Data entries

## START

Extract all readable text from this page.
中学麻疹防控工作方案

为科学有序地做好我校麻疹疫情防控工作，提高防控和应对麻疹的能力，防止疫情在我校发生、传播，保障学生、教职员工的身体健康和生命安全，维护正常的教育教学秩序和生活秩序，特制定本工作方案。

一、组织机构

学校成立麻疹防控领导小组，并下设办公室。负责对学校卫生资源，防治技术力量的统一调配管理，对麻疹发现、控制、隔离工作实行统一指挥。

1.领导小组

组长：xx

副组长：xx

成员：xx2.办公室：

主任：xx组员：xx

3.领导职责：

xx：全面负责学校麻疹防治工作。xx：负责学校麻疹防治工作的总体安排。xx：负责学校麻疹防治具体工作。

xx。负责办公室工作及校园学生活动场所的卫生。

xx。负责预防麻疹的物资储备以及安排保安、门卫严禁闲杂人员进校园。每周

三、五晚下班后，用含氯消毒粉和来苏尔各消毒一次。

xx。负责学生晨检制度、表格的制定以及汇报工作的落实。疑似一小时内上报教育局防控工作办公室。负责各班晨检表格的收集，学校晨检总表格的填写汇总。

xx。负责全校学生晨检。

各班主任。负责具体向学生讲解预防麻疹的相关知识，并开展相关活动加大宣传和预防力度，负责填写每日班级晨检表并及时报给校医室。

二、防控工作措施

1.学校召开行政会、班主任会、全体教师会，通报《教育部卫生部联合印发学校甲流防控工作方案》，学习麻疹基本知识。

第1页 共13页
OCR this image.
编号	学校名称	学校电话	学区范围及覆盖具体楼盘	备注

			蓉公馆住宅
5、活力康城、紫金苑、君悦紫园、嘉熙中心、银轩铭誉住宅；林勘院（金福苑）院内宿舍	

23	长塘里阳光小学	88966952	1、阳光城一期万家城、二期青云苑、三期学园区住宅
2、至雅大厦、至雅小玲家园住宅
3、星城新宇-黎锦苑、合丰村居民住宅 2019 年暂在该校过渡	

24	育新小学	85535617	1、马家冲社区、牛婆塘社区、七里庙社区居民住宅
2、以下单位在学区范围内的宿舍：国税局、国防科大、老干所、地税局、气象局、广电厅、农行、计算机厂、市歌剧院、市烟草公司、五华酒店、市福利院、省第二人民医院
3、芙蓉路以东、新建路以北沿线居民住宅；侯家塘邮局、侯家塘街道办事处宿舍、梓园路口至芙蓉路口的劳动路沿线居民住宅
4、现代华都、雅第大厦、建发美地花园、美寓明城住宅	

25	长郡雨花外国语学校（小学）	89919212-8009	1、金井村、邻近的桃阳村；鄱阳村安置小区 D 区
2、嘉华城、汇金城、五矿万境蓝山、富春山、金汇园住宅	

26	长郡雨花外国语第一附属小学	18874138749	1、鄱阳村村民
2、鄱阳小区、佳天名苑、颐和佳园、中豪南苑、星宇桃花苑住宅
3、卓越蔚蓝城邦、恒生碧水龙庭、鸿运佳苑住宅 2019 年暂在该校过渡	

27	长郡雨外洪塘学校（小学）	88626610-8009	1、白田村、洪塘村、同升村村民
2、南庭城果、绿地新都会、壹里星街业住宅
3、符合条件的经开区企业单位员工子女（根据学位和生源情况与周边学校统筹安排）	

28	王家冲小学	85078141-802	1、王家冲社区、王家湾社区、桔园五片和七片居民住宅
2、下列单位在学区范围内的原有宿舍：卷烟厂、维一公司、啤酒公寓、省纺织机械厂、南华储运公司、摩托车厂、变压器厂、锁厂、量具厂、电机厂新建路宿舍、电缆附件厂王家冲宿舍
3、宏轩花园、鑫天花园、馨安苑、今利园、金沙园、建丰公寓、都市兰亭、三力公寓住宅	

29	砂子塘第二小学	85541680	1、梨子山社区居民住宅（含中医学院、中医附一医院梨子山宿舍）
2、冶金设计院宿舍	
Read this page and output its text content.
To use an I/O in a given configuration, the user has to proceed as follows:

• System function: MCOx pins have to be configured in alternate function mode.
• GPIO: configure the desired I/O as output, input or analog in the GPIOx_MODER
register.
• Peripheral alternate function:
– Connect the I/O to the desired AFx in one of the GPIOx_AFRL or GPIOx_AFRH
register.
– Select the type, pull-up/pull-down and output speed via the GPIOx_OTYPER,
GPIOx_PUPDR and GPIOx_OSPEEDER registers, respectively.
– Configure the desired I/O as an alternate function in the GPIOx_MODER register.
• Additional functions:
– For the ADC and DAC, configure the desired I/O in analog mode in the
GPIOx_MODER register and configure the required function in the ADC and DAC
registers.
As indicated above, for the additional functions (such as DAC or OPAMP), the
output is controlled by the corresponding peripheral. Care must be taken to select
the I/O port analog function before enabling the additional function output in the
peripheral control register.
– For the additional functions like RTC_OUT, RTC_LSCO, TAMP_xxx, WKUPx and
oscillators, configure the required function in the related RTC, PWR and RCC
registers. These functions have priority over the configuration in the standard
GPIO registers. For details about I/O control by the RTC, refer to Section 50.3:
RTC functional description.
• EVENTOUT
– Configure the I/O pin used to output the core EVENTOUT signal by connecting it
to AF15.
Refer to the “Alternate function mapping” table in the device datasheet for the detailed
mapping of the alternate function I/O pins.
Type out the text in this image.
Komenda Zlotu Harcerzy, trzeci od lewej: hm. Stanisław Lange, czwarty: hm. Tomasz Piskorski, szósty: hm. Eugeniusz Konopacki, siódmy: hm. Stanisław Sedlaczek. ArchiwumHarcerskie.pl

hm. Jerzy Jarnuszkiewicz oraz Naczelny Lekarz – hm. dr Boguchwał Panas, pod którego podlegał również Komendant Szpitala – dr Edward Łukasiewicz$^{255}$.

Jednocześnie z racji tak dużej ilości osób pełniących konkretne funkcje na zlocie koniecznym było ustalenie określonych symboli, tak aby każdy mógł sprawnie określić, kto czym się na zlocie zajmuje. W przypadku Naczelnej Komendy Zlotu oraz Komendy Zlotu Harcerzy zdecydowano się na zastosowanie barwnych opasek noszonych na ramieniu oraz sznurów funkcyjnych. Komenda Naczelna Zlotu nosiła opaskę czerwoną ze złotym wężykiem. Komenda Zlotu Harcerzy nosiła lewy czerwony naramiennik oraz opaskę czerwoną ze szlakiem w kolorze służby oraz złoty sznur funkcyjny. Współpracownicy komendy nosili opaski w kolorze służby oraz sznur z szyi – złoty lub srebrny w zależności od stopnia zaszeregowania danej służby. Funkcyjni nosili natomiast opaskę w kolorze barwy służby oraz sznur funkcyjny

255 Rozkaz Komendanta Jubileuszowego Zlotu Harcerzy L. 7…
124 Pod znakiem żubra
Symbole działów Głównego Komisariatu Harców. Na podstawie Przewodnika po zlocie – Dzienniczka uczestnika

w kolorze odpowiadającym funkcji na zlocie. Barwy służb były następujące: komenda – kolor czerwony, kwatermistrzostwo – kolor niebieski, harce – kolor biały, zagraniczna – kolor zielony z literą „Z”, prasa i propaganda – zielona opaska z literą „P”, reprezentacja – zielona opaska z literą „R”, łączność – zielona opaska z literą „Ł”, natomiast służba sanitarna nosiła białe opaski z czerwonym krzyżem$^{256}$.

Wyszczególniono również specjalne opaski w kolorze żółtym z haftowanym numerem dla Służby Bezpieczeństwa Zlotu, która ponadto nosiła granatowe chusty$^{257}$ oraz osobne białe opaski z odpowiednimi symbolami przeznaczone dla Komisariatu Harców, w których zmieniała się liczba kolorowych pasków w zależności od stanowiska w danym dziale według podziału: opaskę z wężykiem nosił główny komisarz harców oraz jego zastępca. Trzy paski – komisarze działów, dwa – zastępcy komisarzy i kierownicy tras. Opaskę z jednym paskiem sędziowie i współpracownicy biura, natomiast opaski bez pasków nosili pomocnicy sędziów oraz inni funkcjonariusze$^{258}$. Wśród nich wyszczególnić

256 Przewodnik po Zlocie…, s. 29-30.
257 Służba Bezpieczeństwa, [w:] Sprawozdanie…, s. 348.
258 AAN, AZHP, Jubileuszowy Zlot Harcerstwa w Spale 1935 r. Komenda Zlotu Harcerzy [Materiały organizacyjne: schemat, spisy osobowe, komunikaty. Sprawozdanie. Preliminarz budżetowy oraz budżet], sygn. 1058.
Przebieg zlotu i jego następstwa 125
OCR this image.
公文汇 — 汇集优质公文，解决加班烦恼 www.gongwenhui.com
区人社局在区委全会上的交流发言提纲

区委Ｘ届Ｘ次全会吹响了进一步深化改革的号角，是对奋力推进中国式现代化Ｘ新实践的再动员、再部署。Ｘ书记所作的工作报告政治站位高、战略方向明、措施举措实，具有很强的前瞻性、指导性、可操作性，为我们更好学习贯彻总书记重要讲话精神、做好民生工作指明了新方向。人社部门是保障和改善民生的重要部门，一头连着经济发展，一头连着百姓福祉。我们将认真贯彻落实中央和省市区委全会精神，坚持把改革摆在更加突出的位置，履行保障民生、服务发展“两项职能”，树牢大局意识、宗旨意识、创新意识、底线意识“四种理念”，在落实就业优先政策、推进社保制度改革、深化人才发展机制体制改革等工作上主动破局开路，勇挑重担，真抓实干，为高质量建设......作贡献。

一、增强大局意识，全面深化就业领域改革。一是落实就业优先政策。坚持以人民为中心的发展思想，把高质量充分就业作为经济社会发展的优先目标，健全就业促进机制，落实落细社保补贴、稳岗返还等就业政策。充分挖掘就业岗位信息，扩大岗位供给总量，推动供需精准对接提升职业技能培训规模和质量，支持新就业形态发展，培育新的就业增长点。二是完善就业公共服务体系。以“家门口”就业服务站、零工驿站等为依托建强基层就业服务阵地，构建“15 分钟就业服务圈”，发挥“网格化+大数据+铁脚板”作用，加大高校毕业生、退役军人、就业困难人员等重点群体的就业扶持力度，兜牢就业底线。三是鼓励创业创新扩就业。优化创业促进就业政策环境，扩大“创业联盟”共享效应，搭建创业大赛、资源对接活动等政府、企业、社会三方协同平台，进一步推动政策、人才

## END

What is the number of lines in the records that contain the word "this"? Answer with the number and nothing else.

- **WRITTEN SOLUTION**
5